OBJECTIVE: Would it be possible to write out each entry below exactly, without the pictures?

:::

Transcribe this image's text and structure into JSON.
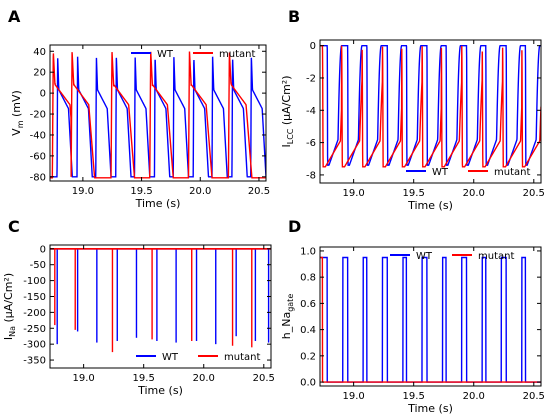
{
  "colors": {
    "wt": "#0000ff",
    "mutant": "#ff0000"
  },
  "chart_data": [
    {
      "type": "line",
      "panel_letter": "A",
      "xlabel": "Time (s)",
      "ylabel_main": "V",
      "ylabel_sub": "m",
      "ylabel_rest": " (mV)",
      "xlim": [
        18.72,
        20.56
      ],
      "ylim": [
        -84,
        46
      ],
      "xticks": [
        19.0,
        19.5,
        20.0,
        20.5
      ],
      "xticklabels": [
        "19.0",
        "19.5",
        "20.0",
        "20.5"
      ],
      "yticks": [
        -80,
        -60,
        -40,
        -20,
        0,
        20,
        40
      ],
      "yticklabels": [
        "-80",
        "-60",
        "-40",
        "-20",
        "0",
        "20",
        "40"
      ],
      "legend": {
        "position": "top-right",
        "entries": [
          "WT",
          "mutant"
        ]
      },
      "series": [
        {
          "name": "WT",
          "color_key": "wt",
          "beat_starts": [
            18.78,
            18.95,
            19.11,
            19.28,
            19.44,
            19.61,
            19.77,
            19.94,
            20.1,
            20.27,
            20.43
          ],
          "rest": -80,
          "peak": 35,
          "plateau": 3,
          "duration": 0.13
        },
        {
          "name": "mutant",
          "color_key": "mutant",
          "beat_starts": [
            18.74,
            18.9,
            19.24,
            19.57,
            19.9,
            20.24
          ],
          "rest": -81,
          "peak": 40,
          "plateau": 8,
          "duration": 0.2
        }
      ]
    },
    {
      "type": "line",
      "panel_letter": "B",
      "xlabel": "Time (s)",
      "ylabel_main": "I",
      "ylabel_sub": "LCC",
      "ylabel_rest": " (μA/Cm²)",
      "xlim": [
        18.72,
        20.56
      ],
      "ylim": [
        -8.5,
        0.35
      ],
      "xticks": [
        19.0,
        19.5,
        20.0,
        20.5
      ],
      "xticklabels": [
        "19.0",
        "19.5",
        "20.0",
        "20.5"
      ],
      "yticks": [
        -8,
        -6,
        -4,
        -2,
        0
      ],
      "yticklabels": [
        "-8",
        "-6",
        "-4",
        "-2",
        "0"
      ],
      "legend": {
        "position": "bottom-right",
        "entries": [
          "WT",
          "mutant"
        ]
      },
      "series": [
        {
          "name": "WT",
          "color_key": "wt",
          "beat_starts": [
            18.78,
            18.95,
            19.11,
            19.28,
            19.44,
            19.61,
            19.77,
            19.94,
            20.1,
            20.27,
            20.43
          ],
          "minimum": -7.4,
          "duration": 0.12
        },
        {
          "name": "mutant",
          "color_key": "mutant",
          "beat_starts": [
            18.74,
            18.9,
            19.07,
            19.24,
            19.4,
            19.57,
            19.73,
            19.9,
            20.07,
            20.24,
            20.4
          ],
          "minimum": -7.5,
          "duration": 0.2
        }
      ]
    },
    {
      "type": "line",
      "panel_letter": "C",
      "xlabel": "Time (s)",
      "ylabel_main": "I",
      "ylabel_sub": "Na",
      "ylabel_rest": " (μA/Cm²)",
      "xlim": [
        18.72,
        20.56
      ],
      "ylim": [
        -375,
        12
      ],
      "xticks": [
        19.0,
        19.5,
        20.0,
        20.5
      ],
      "xticklabels": [
        "19.0",
        "19.5",
        "20.0",
        "20.5"
      ],
      "yticks": [
        -350,
        -300,
        -250,
        -200,
        -150,
        -100,
        -50,
        0
      ],
      "yticklabels": [
        "-350",
        "-300",
        "-250",
        "-200",
        "-150",
        "-100",
        "-50",
        "0"
      ],
      "legend": {
        "position": "bottom-right",
        "entries": [
          "WT",
          "mutant"
        ]
      },
      "series": [
        {
          "name": "WT",
          "color_key": "wt",
          "spike_times": [
            18.78,
            18.95,
            19.11,
            19.28,
            19.44,
            19.61,
            19.77,
            19.94,
            20.1,
            20.27,
            20.43,
            20.54
          ],
          "spike_minima": [
            -300,
            -260,
            -295,
            -290,
            -280,
            -290,
            -295,
            -290,
            -300,
            -275,
            -290,
            -295
          ]
        },
        {
          "name": "mutant",
          "color_key": "mutant",
          "spike_times": [
            18.76,
            18.93,
            19.24,
            19.57,
            19.9,
            20.24,
            20.4
          ],
          "spike_minima": [
            -240,
            -255,
            -325,
            -285,
            -290,
            -305,
            -310
          ]
        }
      ]
    },
    {
      "type": "line",
      "panel_letter": "D",
      "xlabel": "Time (s)",
      "ylabel_main": "h_Na",
      "ylabel_sub": "gate",
      "ylabel_rest": "",
      "xlim": [
        18.72,
        20.56
      ],
      "ylim": [
        -0.03,
        1.03
      ],
      "xticks": [
        19.0,
        19.5,
        20.0,
        20.5
      ],
      "xticklabels": [
        "19.0",
        "19.5",
        "20.0",
        "20.5"
      ],
      "yticks": [
        0.0,
        0.2,
        0.4,
        0.6,
        0.8,
        1.0
      ],
      "yticklabels": [
        "0.0",
        "0.2",
        "0.4",
        "0.6",
        "0.8",
        "1.0"
      ],
      "legend": {
        "position": "top-center",
        "entries": [
          "WT",
          "mutant"
        ]
      },
      "series": [
        {
          "name": "WT",
          "color_key": "wt",
          "beat_starts": [
            18.78,
            18.95,
            19.11,
            19.28,
            19.44,
            19.61,
            19.77,
            19.94,
            20.1,
            20.27,
            20.43
          ],
          "high": 0.95,
          "low": 0.0,
          "duration": 0.13
        },
        {
          "name": "mutant",
          "color_key": "mutant",
          "beat_starts": [
            18.74,
            18.9,
            19.07,
            19.24,
            19.4,
            19.57,
            19.73,
            19.9,
            20.07,
            20.24,
            20.4
          ],
          "high": 0.95,
          "low": 0.0,
          "duration": 0.2
        }
      ]
    }
  ]
}
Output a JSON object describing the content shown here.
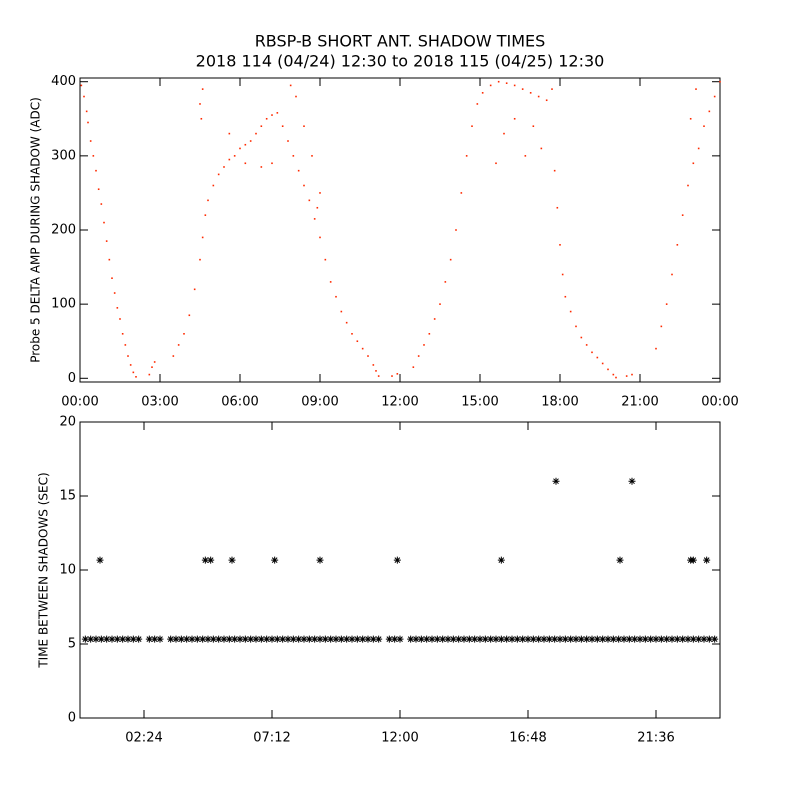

:::

THE RESULT:
Transcribe this image's text and structure into JSON.
{
  "colors": {
    "wt": "#0000ff",
    "mutant": "#ff0000"
  },
  "chart_data": [
    {
      "type": "line",
      "panel_letter": "A",
      "xlabel": "Time (s)",
      "ylabel_main": "V",
      "ylabel_sub": "m",
      "ylabel_rest": " (mV)",
      "xlim": [
        18.72,
        20.56
      ],
      "ylim": [
        -84,
        46
      ],
      "xticks": [
        19.0,
        19.5,
        20.0,
        20.5
      ],
      "xticklabels": [
        "19.0",
        "19.5",
        "20.0",
        "20.5"
      ],
      "yticks": [
        -80,
        -60,
        -40,
        -20,
        0,
        20,
        40
      ],
      "yticklabels": [
        "-80",
        "-60",
        "-40",
        "-20",
        "0",
        "20",
        "40"
      ],
      "legend": {
        "position": "top-right",
        "entries": [
          "WT",
          "mutant"
        ]
      },
      "series": [
        {
          "name": "WT",
          "color_key": "wt",
          "beat_starts": [
            18.78,
            18.95,
            19.11,
            19.28,
            19.44,
            19.61,
            19.77,
            19.94,
            20.1,
            20.27,
            20.43
          ],
          "rest": -80,
          "peak": 35,
          "plateau": 3,
          "duration": 0.13
        },
        {
          "name": "mutant",
          "color_key": "mutant",
          "beat_starts": [
            18.74,
            18.9,
            19.24,
            19.57,
            19.9,
            20.24
          ],
          "rest": -81,
          "peak": 40,
          "plateau": 8,
          "duration": 0.2
        }
      ]
    },
    {
      "type": "line",
      "panel_letter": "B",
      "xlabel": "Time (s)",
      "ylabel_main": "I",
      "ylabel_sub": "LCC",
      "ylabel_rest": " (μA/Cm²)",
      "xlim": [
        18.72,
        20.56
      ],
      "ylim": [
        -8.5,
        0.35
      ],
      "xticks": [
        19.0,
        19.5,
        20.0,
        20.5
      ],
      "xticklabels": [
        "19.0",
        "19.5",
        "20.0",
        "20.5"
      ],
      "yticks": [
        -8,
        -6,
        -4,
        -2,
        0
      ],
      "yticklabels": [
        "-8",
        "-6",
        "-4",
        "-2",
        "0"
      ],
      "legend": {
        "position": "bottom-right",
        "entries": [
          "WT",
          "mutant"
        ]
      },
      "series": [
        {
          "name": "WT",
          "color_key": "wt",
          "beat_starts": [
            18.78,
            18.95,
            19.11,
            19.28,
            19.44,
            19.61,
            19.77,
            19.94,
            20.1,
            20.27,
            20.43
          ],
          "minimum": -7.4,
          "duration": 0.12
        },
        {
          "name": "mutant",
          "color_key": "mutant",
          "beat_starts": [
            18.74,
            18.9,
            19.07,
            19.24,
            19.4,
            19.57,
            19.73,
            19.9,
            20.07,
            20.24,
            20.4
          ],
          "minimum": -7.5,
          "duration": 0.2
        }
      ]
    },
    {
      "type": "line",
      "panel_letter": "C",
      "xlabel": "Time (s)",
      "ylabel_main": "I",
      "ylabel_sub": "Na",
      "ylabel_rest": " (μA/Cm²)",
      "xlim": [
        18.72,
        20.56
      ],
      "ylim": [
        -375,
        12
      ],
      "xticks": [
        19.0,
        19.5,
        20.0,
        20.5
      ],
      "xticklabels": [
        "19.0",
        "19.5",
        "20.0",
        "20.5"
      ],
      "yticks": [
        -350,
        -300,
        -250,
        -200,
        -150,
        -100,
        -50,
        0
      ],
      "yticklabels": [
        "-350",
        "-300",
        "-250",
        "-200",
        "-150",
        "-100",
        "-50",
        "0"
      ],
      "legend": {
        "position": "bottom-right",
        "entries": [
          "WT",
          "mutant"
        ]
      },
      "series": [
        {
          "name": "WT",
          "color_key": "wt",
          "spike_times": [
            18.78,
            18.95,
            19.11,
            19.28,
            19.44,
            19.61,
            19.77,
            19.94,
            20.1,
            20.27,
            20.43,
            20.54
          ],
          "spike_minima": [
            -300,
            -260,
            -295,
            -290,
            -280,
            -290,
            -295,
            -290,
            -300,
            -275,
            -290,
            -295
          ]
        },
        {
          "name": "mutant",
          "color_key": "mutant",
          "spike_times": [
            18.76,
            18.93,
            19.24,
            19.57,
            19.9,
            20.24,
            20.4
          ],
          "spike_minima": [
            -240,
            -255,
            -325,
            -285,
            -290,
            -305,
            -310
          ]
        }
      ]
    },
    {
      "type": "line",
      "panel_letter": "D",
      "xlabel": "Time (s)",
      "ylabel_main": "h_Na",
      "ylabel_sub": "gate",
      "ylabel_rest": "",
      "xlim": [
        18.72,
        20.56
      ],
      "ylim": [
        -0.03,
        1.03
      ],
      "xticks": [
        19.0,
        19.5,
        20.0,
        20.5
      ],
      "xticklabels": [
        "19.0",
        "19.5",
        "20.0",
        "20.5"
      ],
      "yticks": [
        0.0,
        0.2,
        0.4,
        0.6,
        0.8,
        1.0
      ],
      "yticklabels": [
        "0.0",
        "0.2",
        "0.4",
        "0.6",
        "0.8",
        "1.0"
      ],
      "legend": {
        "position": "top-center",
        "entries": [
          "WT",
          "mutant"
        ]
      },
      "series": [
        {
          "name": "WT",
          "color_key": "wt",
          "beat_starts": [
            18.78,
            18.95,
            19.11,
            19.28,
            19.44,
            19.61,
            19.77,
            19.94,
            20.1,
            20.27,
            20.43
          ],
          "high": 0.95,
          "low": 0.0,
          "duration": 0.13
        },
        {
          "name": "mutant",
          "color_key": "mutant",
          "beat_starts": [
            18.74,
            18.9,
            19.07,
            19.24,
            19.4,
            19.57,
            19.73,
            19.9,
            20.07,
            20.24,
            20.4
          ],
          "high": 0.95,
          "low": 0.0,
          "duration": 0.2
        }
      ]
    }
  ]
}
Output a JSON object describing the content shown here.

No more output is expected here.